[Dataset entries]
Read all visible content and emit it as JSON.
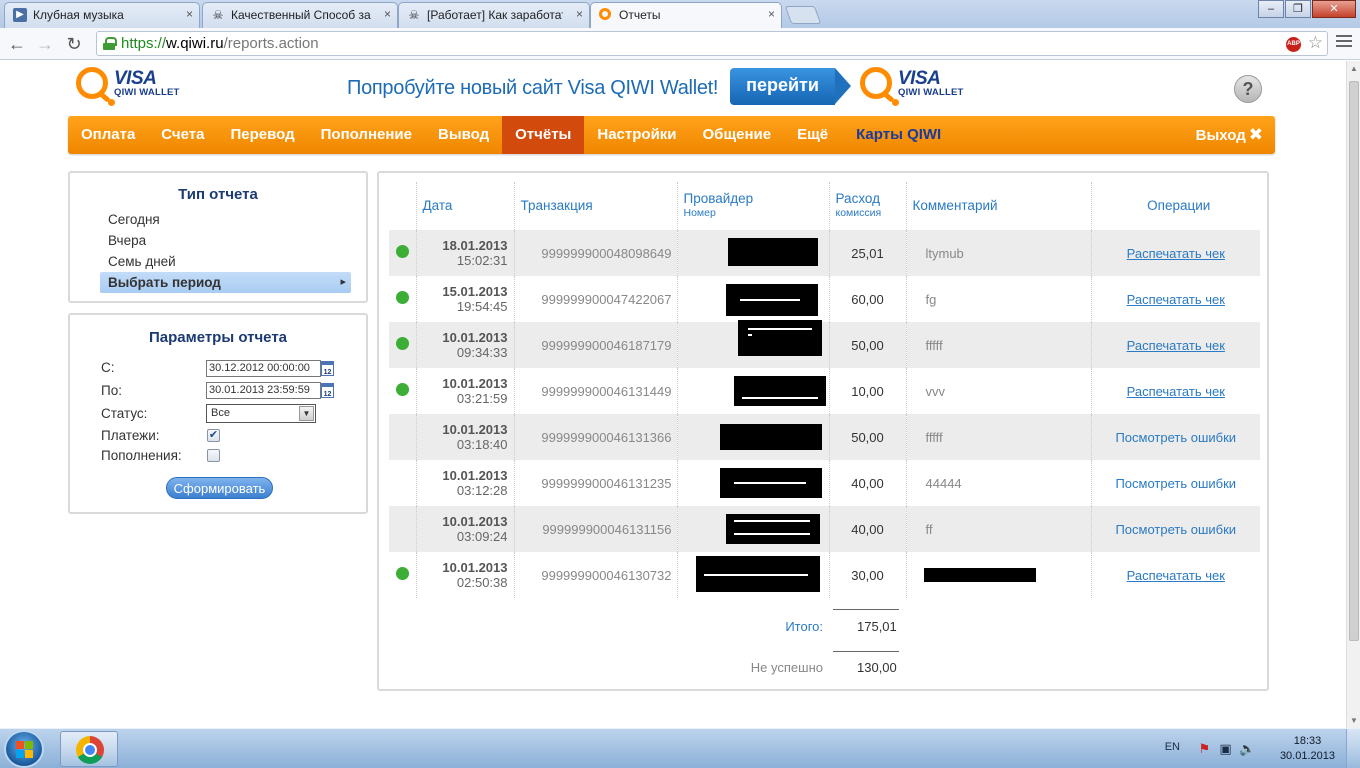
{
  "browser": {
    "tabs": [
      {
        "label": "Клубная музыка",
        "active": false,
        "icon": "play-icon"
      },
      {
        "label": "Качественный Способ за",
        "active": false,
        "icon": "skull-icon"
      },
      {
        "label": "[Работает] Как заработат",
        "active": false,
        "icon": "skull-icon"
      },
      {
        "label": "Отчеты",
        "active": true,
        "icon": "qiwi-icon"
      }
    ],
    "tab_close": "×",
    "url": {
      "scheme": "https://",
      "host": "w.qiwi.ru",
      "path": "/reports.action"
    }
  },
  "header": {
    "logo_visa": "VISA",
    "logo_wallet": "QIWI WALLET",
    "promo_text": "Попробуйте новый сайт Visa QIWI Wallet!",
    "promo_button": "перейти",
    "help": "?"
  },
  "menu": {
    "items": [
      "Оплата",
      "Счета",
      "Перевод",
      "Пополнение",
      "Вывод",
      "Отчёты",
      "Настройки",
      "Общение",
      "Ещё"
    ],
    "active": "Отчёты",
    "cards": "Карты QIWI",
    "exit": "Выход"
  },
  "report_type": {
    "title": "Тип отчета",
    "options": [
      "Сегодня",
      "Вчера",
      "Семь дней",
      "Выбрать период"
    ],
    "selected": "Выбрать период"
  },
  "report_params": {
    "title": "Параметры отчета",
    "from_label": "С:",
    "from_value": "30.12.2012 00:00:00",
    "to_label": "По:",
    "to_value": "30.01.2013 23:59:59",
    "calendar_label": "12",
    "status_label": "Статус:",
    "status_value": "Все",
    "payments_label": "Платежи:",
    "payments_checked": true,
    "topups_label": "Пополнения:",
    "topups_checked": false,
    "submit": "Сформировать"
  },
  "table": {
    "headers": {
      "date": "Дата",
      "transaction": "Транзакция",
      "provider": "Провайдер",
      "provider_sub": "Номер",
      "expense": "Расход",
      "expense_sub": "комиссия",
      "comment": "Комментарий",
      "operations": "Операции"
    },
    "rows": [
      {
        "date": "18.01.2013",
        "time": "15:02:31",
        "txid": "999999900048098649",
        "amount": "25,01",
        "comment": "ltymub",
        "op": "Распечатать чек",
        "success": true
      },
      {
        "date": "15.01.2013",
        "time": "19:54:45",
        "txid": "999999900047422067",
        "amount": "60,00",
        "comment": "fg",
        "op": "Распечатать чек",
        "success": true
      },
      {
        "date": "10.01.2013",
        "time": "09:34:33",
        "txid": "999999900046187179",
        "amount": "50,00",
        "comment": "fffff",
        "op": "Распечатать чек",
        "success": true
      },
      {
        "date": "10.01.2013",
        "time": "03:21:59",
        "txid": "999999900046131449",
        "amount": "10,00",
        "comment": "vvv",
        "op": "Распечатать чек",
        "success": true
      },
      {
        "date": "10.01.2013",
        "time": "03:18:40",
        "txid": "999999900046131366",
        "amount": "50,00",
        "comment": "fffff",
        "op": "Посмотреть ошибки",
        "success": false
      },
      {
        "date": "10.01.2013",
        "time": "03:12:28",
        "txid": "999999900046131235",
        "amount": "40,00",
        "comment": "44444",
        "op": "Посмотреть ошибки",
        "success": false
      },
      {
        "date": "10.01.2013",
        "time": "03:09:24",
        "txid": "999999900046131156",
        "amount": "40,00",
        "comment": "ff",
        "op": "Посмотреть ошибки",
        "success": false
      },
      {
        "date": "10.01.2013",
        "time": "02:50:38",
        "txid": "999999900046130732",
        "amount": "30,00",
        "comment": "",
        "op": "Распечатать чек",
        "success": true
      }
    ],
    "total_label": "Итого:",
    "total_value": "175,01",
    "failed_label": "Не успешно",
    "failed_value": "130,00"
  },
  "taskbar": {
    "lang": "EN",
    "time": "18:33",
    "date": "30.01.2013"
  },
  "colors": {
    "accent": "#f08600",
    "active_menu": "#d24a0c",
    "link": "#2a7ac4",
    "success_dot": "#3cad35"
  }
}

=== TASK INSTRUCTIONS ===
Return all lines containing the word "txid".

=== RESULT BELOW ===
        "txid": "999999900048098649",
        "txid": "999999900047422067",
        "txid": "999999900046187179",
        "txid": "999999900046131449",
        "txid": "999999900046131366",
        "txid": "999999900046131235",
        "txid": "999999900046131156",
        "txid": "999999900046130732",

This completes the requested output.